__Given exercise__:
Copy out the listing that follows, exactly, without its pictures.

Dataset items
++++++++
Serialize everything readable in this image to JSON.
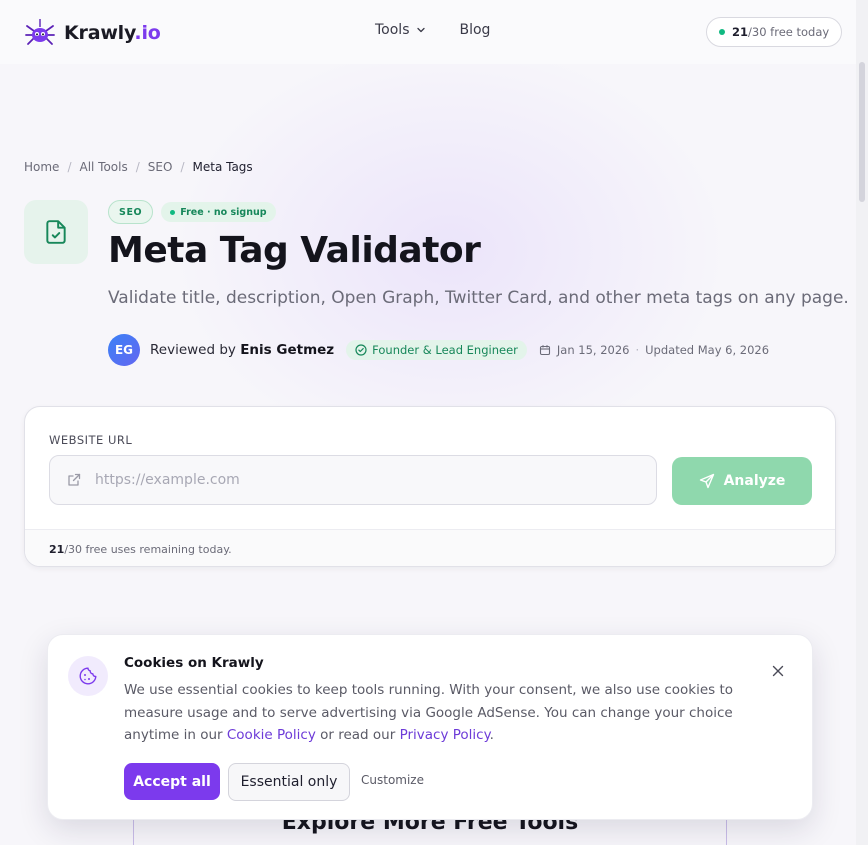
{
  "header": {
    "brand_name": "Krawly",
    "brand_suffix": ".io",
    "nav": [
      {
        "label": "Tools",
        "icon": "chevron-down-icon"
      },
      {
        "label": "Blog"
      }
    ],
    "usage": {
      "used": "21",
      "rest": "/30 free today"
    }
  },
  "breadcrumb": {
    "items": [
      "Home",
      "All Tools",
      "SEO"
    ],
    "current": "Meta Tags",
    "separator": "/"
  },
  "hero": {
    "category_badge": "SEO",
    "free_badge": "Free · no signup",
    "title": "Meta Tag Validator",
    "subtitle": "Validate title, description, Open Graph, Twitter Card, and other meta tags on any page.",
    "reviewer": {
      "initials": "EG",
      "prefix": "Reviewed by",
      "name": "Enis Getmez",
      "role": "Founder & Lead Engineer",
      "published": "Jan 15, 2026",
      "separator": "·",
      "updated": "Updated May 6, 2026"
    }
  },
  "tool_form": {
    "field_label": "WEBSITE URL",
    "url_value": "",
    "url_placeholder": "https://example.com",
    "analyze_label": "Analyze",
    "footer_count": "21",
    "footer_text": "/30 free uses remaining today."
  },
  "explore": {
    "title": "Explore More Free Tools"
  },
  "cookie_banner": {
    "title": "Cookies on Krawly",
    "text": "We use essential cookies to keep tools running. With your consent, we also use cookies to measure usage and to serve advertising via Google AdSense. You can change your choice anytime in our",
    "cookie_policy_link": "Cookie Policy",
    "connector": "or read our",
    "privacy_policy_link": "Privacy Policy",
    "end": ".",
    "accept_label": "Accept all",
    "essential_label": "Essential only",
    "customize_label": "Customize"
  },
  "colors": {
    "brand": "#7c3aed",
    "success": "#10b981",
    "analyze_button": "#8fd8ad"
  }
}
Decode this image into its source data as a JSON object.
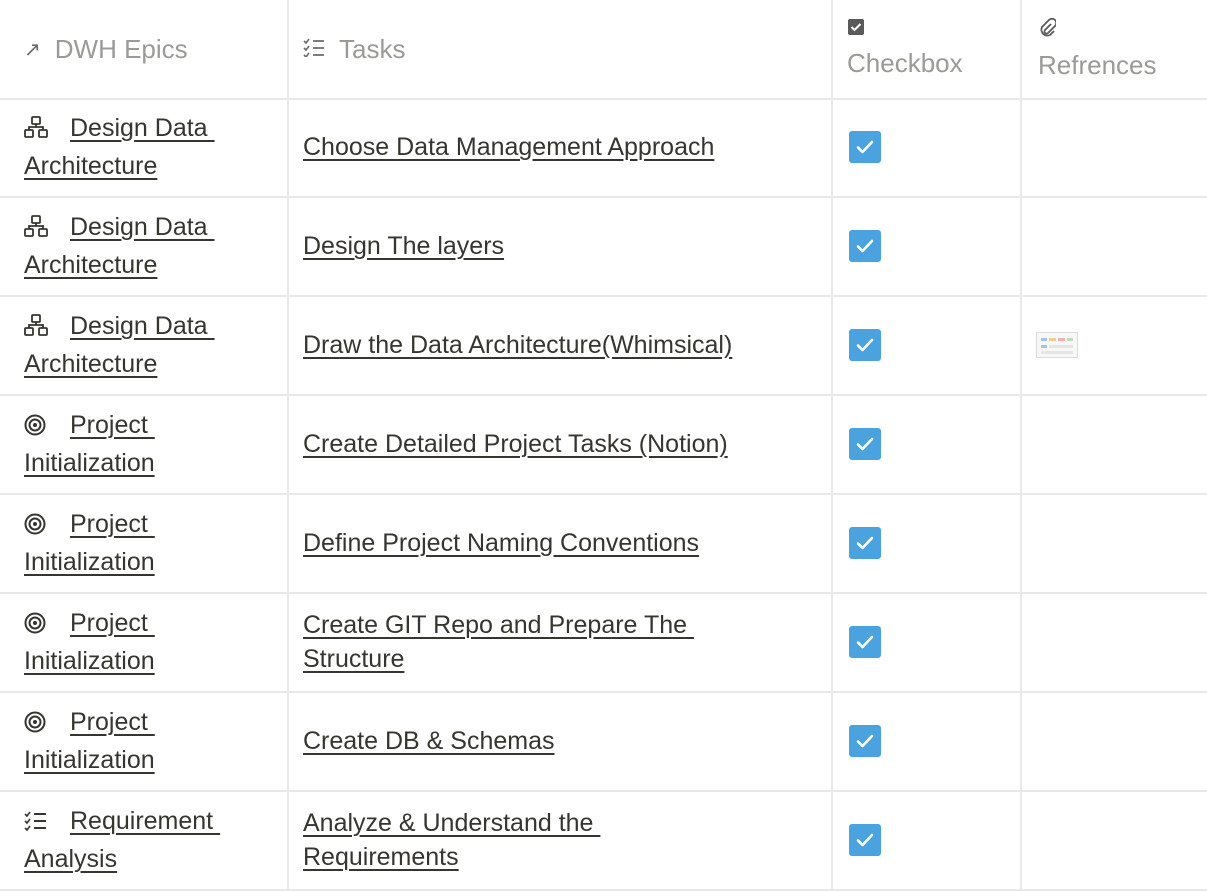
{
  "columns": [
    {
      "icon": "arrow-up-right-icon",
      "glyph": "↗",
      "label": "DWH Epics"
    },
    {
      "icon": "checklist-icon",
      "glyph": "☰",
      "label": "Tasks"
    },
    {
      "icon": "checkbox-icon",
      "glyph": "☑",
      "label": "Checkbox"
    },
    {
      "icon": "paperclip-icon",
      "glyph": "🔗",
      "label": "Refrences"
    }
  ],
  "rows": [
    {
      "epic_icon": "hierarchy-icon",
      "epic_l1": "Design Data ",
      "epic_l2": "Architecture",
      "task_l1": "Choose Data Management Approach",
      "task_l2": "",
      "checked": true,
      "has_ref": false
    },
    {
      "epic_icon": "hierarchy-icon",
      "epic_l1": "Design Data ",
      "epic_l2": "Architecture",
      "task_l1": "Design The layers",
      "task_l2": "",
      "checked": true,
      "has_ref": false
    },
    {
      "epic_icon": "hierarchy-icon",
      "epic_l1": "Design Data ",
      "epic_l2": "Architecture",
      "task_l1": "Draw the Data Architecture(Whimsical)",
      "task_l2": "",
      "checked": true,
      "has_ref": true
    },
    {
      "epic_icon": "target-icon",
      "epic_l1": "Project ",
      "epic_l2": "Initialization",
      "task_l1": "Create Detailed Project Tasks (Notion)",
      "task_l2": "",
      "checked": true,
      "has_ref": false
    },
    {
      "epic_icon": "target-icon",
      "epic_l1": "Project ",
      "epic_l2": "Initialization",
      "task_l1": "Define Project Naming Conventions",
      "task_l2": "",
      "checked": true,
      "has_ref": false
    },
    {
      "epic_icon": "target-icon",
      "epic_l1": "Project ",
      "epic_l2": "Initialization",
      "task_l1": "Create GIT Repo and Prepare The ",
      "task_l2": "Structure",
      "checked": true,
      "has_ref": false
    },
    {
      "epic_icon": "target-icon",
      "epic_l1": "Project ",
      "epic_l2": "Initialization",
      "task_l1": "Create DB & Schemas",
      "task_l2": "",
      "checked": true,
      "has_ref": false
    },
    {
      "epic_icon": "checklist-icon",
      "epic_l1": "Requirement ",
      "epic_l2": "Analysis",
      "task_l1": "Analyze & Understand the ",
      "task_l2": "Requirements",
      "checked": true,
      "has_ref": false
    }
  ],
  "colors": {
    "checkbox": "#4aa3df",
    "grid": "#e9e9e7",
    "header_text": "#9b9a97"
  }
}
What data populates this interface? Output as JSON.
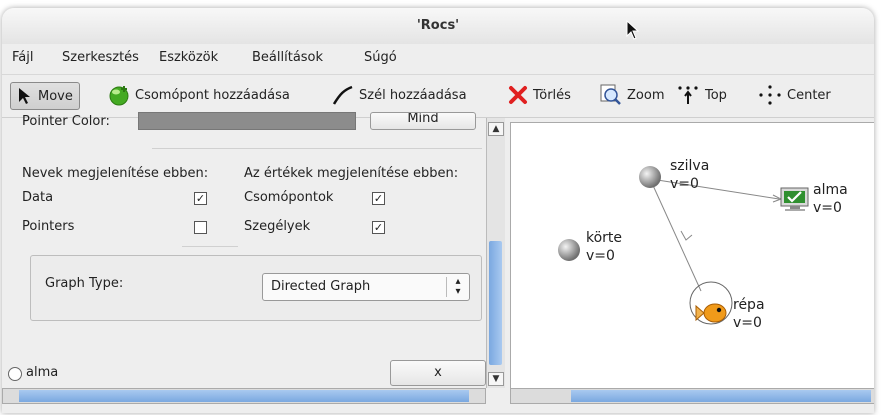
++++++++
__Written response__:
Serialize everything readable in this image to JSON.
{
  "header": {
    "brand_name": "Krawly",
    "brand_suffix": ".io",
    "nav": [
      {
        "label": "Tools",
        "icon": "chevron-down-icon"
      },
      {
        "label": "Blog"
      }
    ],
    "usage": {
      "used": "21",
      "rest": "/30 free today"
    }
  },
  "breadcrumb": {
    "items": [
      "Home",
      "All Tools",
      "SEO"
    ],
    "current": "Meta Tags",
    "separator": "/"
  },
  "hero": {
    "category_badge": "SEO",
    "free_badge": "Free · no signup",
    "title": "Meta Tag Validator",
    "subtitle": "Validate title, description, Open Graph, Twitter Card, and other meta tags on any page.",
    "reviewer": {
      "initials": "EG",
      "prefix": "Reviewed by",
      "name": "Enis Getmez",
      "role": "Founder & Lead Engineer",
      "published": "Jan 15, 2026",
      "separator": "·",
      "updated": "Updated May 6, 2026"
    }
  },
  "tool_form": {
    "field_label": "WEBSITE URL",
    "url_value": "",
    "url_placeholder": "https://example.com",
    "analyze_label": "Analyze",
    "footer_count": "21",
    "footer_text": "/30 free uses remaining today."
  },
  "explore": {
    "title": "Explore More Free Tools"
  },
  "cookie_banner": {
    "title": "Cookies on Krawly",
    "text": "We use essential cookies to keep tools running. With your consent, we also use cookies to measure usage and to serve advertising via Google AdSense. You can change your choice anytime in our",
    "cookie_policy_link": "Cookie Policy",
    "connector": "or read our",
    "privacy_policy_link": "Privacy Policy",
    "end": ".",
    "accept_label": "Accept all",
    "essential_label": "Essential only",
    "customize_label": "Customize"
  },
  "colors": {
    "brand": "#7c3aed",
    "success": "#10b981",
    "analyze_button": "#8fd8ad"
  }
}
Decode this image into its source data as a JSON object.
{
  "columns": [
    {
      "icon": "arrow-up-right-icon",
      "glyph": "↗",
      "label": "DWH Epics"
    },
    {
      "icon": "checklist-icon",
      "glyph": "☰",
      "label": "Tasks"
    },
    {
      "icon": "checkbox-icon",
      "glyph": "☑",
      "label": "Checkbox"
    },
    {
      "icon": "paperclip-icon",
      "glyph": "🔗",
      "label": "Refrences"
    }
  ],
  "rows": [
    {
      "epic_icon": "hierarchy-icon",
      "epic_l1": "Design Data ",
      "epic_l2": "Architecture",
      "task_l1": "Choose Data Management Approach",
      "task_l2": "",
      "checked": true,
      "has_ref": false
    },
    {
      "epic_icon": "hierarchy-icon",
      "epic_l1": "Design Data ",
      "epic_l2": "Architecture",
      "task_l1": "Design The layers",
      "task_l2": "",
      "checked": true,
      "has_ref": false
    },
    {
      "epic_icon": "hierarchy-icon",
      "epic_l1": "Design Data ",
      "epic_l2": "Architecture",
      "task_l1": "Draw the Data Architecture(Whimsical)",
      "task_l2": "",
      "checked": true,
      "has_ref": true
    },
    {
      "epic_icon": "target-icon",
      "epic_l1": "Project ",
      "epic_l2": "Initialization",
      "task_l1": "Create Detailed Project Tasks (Notion)",
      "task_l2": "",
      "checked": true,
      "has_ref": false
    },
    {
      "epic_icon": "target-icon",
      "epic_l1": "Project ",
      "epic_l2": "Initialization",
      "task_l1": "Define Project Naming Conventions",
      "task_l2": "",
      "checked": true,
      "has_ref": false
    },
    {
      "epic_icon": "target-icon",
      "epic_l1": "Project ",
      "epic_l2": "Initialization",
      "task_l1": "Create GIT Repo and Prepare The ",
      "task_l2": "Structure",
      "checked": true,
      "has_ref": false
    },
    {
      "epic_icon": "target-icon",
      "epic_l1": "Project ",
      "epic_l2": "Initialization",
      "task_l1": "Create DB & Schemas",
      "task_l2": "",
      "checked": true,
      "has_ref": false
    },
    {
      "epic_icon": "checklist-icon",
      "epic_l1": "Requirement ",
      "epic_l2": "Analysis",
      "task_l1": "Analyze & Understand the ",
      "task_l2": "Requirements",
      "checked": true,
      "has_ref": false
    }
  ],
  "colors": {
    "checkbox": "#4aa3df",
    "grid": "#e9e9e7",
    "header_text": "#9b9a97"
  }
}
What data populates this interface? Output as JSON.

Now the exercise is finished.